WHAT THE EXERCISE ASKS: Omit the pictures and return every entry exactly as written.

DATASET ROWS:
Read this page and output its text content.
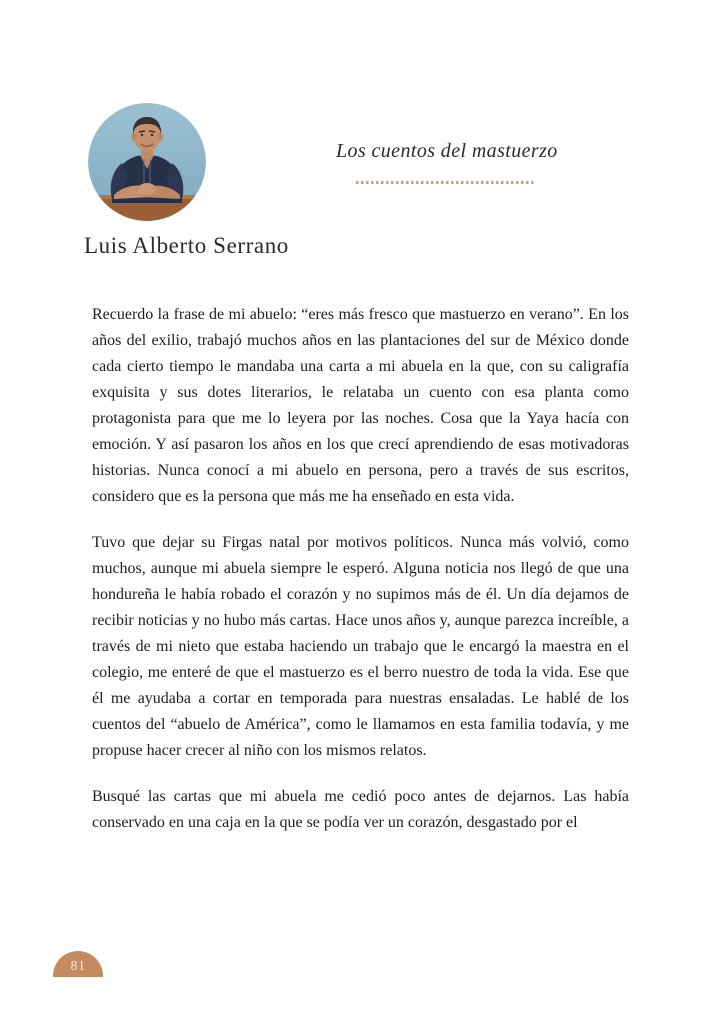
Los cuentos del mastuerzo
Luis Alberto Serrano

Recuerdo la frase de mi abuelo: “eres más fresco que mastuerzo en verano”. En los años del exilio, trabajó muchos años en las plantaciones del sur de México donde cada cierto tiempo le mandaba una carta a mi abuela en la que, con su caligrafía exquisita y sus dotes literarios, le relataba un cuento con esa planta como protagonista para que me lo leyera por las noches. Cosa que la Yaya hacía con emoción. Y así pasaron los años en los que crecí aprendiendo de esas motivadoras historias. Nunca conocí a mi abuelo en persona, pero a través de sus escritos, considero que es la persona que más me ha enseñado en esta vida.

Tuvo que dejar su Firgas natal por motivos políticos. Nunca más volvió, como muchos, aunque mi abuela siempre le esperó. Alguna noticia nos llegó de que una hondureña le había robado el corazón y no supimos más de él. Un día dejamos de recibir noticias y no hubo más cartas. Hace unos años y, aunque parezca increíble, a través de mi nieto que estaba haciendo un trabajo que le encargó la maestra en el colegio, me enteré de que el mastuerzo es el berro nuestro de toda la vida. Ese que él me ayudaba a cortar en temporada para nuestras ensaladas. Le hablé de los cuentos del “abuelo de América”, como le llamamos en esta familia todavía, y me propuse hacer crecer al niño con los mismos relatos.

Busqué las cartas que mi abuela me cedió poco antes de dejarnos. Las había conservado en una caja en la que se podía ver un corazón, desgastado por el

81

ANSWER BELOW:
Read this page and output its text content.
Los cuentos del mastuerzo
Luis Alberto Serrano

Recuerdo la frase de mi abuelo: “eres más fresco que mastuerzo en verano”. En los años del exilio, trabajó muchos años en las plantaciones del sur de México donde cada cierto tiempo le mandaba una carta a mi abuela en la que, con su caligrafía exquisita y sus dotes literarios, le relataba un cuento con esa planta como protagonista para que me lo leyera por las noches. Cosa que la Yaya hacía con emoción. Y así pasaron los años en los que crecí aprendiendo de esas motivadoras historias. Nunca conocí a mi abuelo en persona, pero a través de sus escritos, considero que es la persona que más me ha enseñado en esta vida.

Tuvo que dejar su Firgas natal por motivos políticos. Nunca más volvió, como muchos, aunque mi abuela siempre le esperó. Alguna noticia nos llegó de que una hondureña le había robado el corazón y no supimos más de él. Un día dejamos de recibir noticias y no hubo más cartas. Hace unos años y, aunque parezca increíble, a través de mi nieto que estaba haciendo un trabajo que le encargó la maestra en el colegio, me enteré de que el mastuerzo es el berro nuestro de toda la vida. Ese que él me ayudaba a cortar en temporada para nuestras ensaladas. Le hablé de los cuentos del “abuelo de América”, como le llamamos en esta familia todavía, y me propuse hacer crecer al niño con los mismos relatos.

Busqué las cartas que mi abuela me cedió poco antes de dejarnos. Las había conservado en una caja en la que se podía ver un corazón, desgastado por el

81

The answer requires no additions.